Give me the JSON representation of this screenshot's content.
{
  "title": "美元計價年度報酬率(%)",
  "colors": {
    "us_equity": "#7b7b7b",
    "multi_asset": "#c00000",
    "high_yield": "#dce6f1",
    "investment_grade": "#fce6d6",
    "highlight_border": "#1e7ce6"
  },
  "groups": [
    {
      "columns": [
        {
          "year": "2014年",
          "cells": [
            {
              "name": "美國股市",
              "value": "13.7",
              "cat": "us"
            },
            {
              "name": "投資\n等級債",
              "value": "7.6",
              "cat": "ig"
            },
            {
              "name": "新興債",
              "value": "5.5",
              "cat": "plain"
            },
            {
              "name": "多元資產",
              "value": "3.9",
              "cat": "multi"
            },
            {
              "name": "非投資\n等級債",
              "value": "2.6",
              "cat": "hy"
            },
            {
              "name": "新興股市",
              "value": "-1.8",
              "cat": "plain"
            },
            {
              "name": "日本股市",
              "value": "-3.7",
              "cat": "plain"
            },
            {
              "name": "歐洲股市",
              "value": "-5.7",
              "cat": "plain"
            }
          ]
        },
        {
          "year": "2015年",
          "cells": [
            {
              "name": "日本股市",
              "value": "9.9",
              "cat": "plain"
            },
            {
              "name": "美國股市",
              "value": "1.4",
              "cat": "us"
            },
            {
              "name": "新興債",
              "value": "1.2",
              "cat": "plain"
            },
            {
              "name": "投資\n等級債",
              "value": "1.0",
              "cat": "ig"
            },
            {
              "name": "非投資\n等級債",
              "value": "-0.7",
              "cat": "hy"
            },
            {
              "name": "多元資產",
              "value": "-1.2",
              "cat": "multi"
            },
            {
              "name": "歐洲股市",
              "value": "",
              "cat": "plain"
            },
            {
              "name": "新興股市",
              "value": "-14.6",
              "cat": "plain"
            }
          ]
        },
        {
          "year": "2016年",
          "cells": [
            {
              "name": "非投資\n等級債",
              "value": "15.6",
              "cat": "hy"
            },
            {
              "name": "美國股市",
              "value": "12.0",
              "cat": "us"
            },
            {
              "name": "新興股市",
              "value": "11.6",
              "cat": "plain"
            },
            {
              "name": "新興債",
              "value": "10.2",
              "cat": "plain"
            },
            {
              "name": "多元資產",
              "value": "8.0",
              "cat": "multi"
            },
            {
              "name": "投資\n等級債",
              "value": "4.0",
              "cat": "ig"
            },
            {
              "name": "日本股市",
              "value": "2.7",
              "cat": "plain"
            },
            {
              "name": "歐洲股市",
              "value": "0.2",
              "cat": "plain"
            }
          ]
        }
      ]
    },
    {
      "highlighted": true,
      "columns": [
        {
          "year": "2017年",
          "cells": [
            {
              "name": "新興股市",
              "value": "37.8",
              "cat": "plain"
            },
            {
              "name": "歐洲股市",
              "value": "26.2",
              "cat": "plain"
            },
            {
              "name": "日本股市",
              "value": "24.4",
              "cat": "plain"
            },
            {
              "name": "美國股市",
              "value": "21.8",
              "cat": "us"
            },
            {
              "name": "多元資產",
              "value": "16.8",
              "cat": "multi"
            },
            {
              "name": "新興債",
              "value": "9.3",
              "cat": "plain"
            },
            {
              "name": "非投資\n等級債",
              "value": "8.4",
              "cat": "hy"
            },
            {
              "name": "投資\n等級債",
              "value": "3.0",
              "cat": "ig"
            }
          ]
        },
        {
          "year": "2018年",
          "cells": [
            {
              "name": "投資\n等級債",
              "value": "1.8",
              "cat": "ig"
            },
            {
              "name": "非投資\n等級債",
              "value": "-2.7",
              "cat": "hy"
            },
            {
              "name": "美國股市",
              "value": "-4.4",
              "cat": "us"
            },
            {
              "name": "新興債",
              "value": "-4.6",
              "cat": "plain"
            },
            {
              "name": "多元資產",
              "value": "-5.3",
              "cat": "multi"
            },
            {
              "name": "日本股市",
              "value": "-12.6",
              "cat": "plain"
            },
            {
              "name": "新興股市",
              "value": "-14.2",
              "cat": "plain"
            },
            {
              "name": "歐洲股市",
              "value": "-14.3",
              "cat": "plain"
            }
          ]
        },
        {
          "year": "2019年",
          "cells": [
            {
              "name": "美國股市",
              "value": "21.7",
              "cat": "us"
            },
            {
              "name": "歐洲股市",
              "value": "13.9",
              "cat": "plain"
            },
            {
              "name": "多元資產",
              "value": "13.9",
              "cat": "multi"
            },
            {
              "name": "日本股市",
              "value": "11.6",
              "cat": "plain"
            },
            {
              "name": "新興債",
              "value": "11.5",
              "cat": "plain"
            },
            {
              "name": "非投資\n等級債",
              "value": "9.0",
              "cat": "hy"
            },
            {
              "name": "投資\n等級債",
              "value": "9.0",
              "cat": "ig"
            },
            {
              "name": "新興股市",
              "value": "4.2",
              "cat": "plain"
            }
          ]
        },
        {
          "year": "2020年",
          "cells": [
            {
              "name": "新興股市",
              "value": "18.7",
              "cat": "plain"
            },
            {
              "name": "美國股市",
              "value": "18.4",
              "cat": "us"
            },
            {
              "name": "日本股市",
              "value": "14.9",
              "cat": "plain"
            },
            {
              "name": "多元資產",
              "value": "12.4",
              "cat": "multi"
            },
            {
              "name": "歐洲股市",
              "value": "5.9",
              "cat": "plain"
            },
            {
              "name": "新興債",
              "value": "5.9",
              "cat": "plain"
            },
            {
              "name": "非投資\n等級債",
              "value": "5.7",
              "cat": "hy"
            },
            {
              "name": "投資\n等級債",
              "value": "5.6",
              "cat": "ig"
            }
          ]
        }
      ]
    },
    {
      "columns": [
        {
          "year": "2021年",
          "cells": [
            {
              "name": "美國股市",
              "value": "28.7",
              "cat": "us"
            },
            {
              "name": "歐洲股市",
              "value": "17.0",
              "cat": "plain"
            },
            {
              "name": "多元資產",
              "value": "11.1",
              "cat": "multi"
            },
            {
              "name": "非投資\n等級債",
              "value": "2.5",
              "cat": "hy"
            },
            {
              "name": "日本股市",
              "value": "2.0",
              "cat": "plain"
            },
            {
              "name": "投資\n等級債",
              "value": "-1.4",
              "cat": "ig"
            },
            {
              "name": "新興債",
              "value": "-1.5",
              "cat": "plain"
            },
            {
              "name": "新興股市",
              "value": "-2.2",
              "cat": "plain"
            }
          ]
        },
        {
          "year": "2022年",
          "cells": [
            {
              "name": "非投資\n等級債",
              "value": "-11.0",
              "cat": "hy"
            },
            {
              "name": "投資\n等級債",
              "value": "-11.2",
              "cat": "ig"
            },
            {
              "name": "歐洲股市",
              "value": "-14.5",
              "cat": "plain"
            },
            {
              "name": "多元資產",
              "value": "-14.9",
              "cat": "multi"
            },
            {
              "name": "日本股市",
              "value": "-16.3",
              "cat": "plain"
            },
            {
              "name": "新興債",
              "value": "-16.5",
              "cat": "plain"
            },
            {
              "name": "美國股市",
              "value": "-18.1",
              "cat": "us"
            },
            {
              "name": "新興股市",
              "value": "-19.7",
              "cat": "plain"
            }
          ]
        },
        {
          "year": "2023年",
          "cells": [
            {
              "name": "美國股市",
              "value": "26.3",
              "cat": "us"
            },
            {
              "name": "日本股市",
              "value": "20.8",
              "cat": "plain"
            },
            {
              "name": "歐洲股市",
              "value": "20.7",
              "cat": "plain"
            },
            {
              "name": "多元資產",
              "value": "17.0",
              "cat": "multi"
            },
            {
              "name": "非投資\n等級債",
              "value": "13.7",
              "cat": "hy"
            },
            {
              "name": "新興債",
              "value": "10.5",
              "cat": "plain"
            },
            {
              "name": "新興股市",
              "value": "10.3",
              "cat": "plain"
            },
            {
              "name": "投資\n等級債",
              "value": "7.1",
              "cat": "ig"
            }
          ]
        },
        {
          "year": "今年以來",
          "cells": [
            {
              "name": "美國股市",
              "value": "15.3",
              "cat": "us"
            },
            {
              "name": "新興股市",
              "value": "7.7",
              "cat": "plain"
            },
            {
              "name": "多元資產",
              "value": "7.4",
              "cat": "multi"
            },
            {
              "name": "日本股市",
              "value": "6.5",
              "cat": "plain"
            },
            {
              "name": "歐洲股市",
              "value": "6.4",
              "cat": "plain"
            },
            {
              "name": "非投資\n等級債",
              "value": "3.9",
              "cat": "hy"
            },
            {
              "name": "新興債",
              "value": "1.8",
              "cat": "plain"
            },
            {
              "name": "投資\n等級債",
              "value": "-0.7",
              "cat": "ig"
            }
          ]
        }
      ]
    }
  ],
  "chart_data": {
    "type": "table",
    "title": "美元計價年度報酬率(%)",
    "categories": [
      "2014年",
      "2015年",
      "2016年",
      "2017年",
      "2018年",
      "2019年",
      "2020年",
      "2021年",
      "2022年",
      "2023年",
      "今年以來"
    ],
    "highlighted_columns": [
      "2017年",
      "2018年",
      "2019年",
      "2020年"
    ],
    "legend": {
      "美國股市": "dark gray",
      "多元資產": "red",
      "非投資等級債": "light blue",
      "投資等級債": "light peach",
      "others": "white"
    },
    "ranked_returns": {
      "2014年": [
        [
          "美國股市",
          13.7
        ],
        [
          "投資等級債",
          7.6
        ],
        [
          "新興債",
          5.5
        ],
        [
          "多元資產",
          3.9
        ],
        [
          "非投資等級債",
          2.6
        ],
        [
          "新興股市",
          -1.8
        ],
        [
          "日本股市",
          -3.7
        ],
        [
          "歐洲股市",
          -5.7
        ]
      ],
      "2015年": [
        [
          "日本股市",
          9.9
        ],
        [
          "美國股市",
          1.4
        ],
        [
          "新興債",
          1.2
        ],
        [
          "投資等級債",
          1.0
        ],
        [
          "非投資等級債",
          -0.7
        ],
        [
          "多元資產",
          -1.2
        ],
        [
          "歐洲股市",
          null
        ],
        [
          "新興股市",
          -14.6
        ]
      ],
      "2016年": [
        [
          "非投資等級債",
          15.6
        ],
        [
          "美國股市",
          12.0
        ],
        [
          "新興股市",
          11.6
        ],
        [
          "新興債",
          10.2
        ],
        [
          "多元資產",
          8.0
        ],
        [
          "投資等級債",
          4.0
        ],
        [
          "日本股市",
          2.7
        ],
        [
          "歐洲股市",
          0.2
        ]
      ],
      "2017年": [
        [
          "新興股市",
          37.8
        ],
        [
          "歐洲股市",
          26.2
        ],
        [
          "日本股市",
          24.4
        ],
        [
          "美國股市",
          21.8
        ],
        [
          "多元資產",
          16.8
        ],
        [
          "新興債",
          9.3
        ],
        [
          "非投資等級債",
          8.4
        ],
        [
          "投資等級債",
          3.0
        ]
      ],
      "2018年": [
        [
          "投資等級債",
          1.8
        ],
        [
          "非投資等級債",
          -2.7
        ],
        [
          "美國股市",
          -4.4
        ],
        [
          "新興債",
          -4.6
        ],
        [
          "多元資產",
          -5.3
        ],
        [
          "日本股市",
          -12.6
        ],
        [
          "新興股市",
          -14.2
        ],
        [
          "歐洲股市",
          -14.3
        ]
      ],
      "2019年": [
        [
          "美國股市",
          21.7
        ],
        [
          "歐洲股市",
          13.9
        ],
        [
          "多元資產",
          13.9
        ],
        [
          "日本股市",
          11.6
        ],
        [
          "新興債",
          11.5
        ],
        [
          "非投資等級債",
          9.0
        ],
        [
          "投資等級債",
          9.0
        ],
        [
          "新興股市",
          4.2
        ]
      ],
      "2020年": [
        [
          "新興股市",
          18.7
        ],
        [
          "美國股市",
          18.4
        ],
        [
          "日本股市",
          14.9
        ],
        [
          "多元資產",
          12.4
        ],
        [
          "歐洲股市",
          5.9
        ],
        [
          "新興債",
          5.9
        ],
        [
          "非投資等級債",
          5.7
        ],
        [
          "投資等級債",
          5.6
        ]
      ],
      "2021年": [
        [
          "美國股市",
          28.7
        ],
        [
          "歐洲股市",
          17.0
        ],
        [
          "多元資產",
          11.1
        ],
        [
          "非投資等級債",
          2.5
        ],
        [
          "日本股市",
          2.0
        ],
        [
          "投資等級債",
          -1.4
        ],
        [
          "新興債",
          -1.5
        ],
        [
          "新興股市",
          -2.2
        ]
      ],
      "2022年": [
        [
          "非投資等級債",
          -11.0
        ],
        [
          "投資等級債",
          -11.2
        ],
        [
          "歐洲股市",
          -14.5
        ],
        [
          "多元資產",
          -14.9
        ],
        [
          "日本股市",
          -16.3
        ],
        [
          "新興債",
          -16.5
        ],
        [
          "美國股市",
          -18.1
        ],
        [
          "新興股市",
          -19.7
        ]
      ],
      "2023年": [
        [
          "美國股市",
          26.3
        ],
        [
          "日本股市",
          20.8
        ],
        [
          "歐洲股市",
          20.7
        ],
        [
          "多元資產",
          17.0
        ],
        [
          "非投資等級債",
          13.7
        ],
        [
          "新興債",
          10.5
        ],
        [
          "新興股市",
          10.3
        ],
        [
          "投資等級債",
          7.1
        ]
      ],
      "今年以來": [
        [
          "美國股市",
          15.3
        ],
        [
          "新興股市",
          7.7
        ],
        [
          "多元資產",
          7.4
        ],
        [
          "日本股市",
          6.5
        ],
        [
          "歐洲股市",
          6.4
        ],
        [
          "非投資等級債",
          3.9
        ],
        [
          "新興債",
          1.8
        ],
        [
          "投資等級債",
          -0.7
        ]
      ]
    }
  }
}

+===+

Find the lines containing "year" and list every one of them.

          "year": "2014年",
          "year": "2015年",
          "year": "2016年",
          "year": "2017年",
          "year": "2018年",
          "year": "2019年",
          "year": "2020年",
          "year": "2021年",
          "year": "2022年",
          "year": "2023年",
          "year": "今年以來",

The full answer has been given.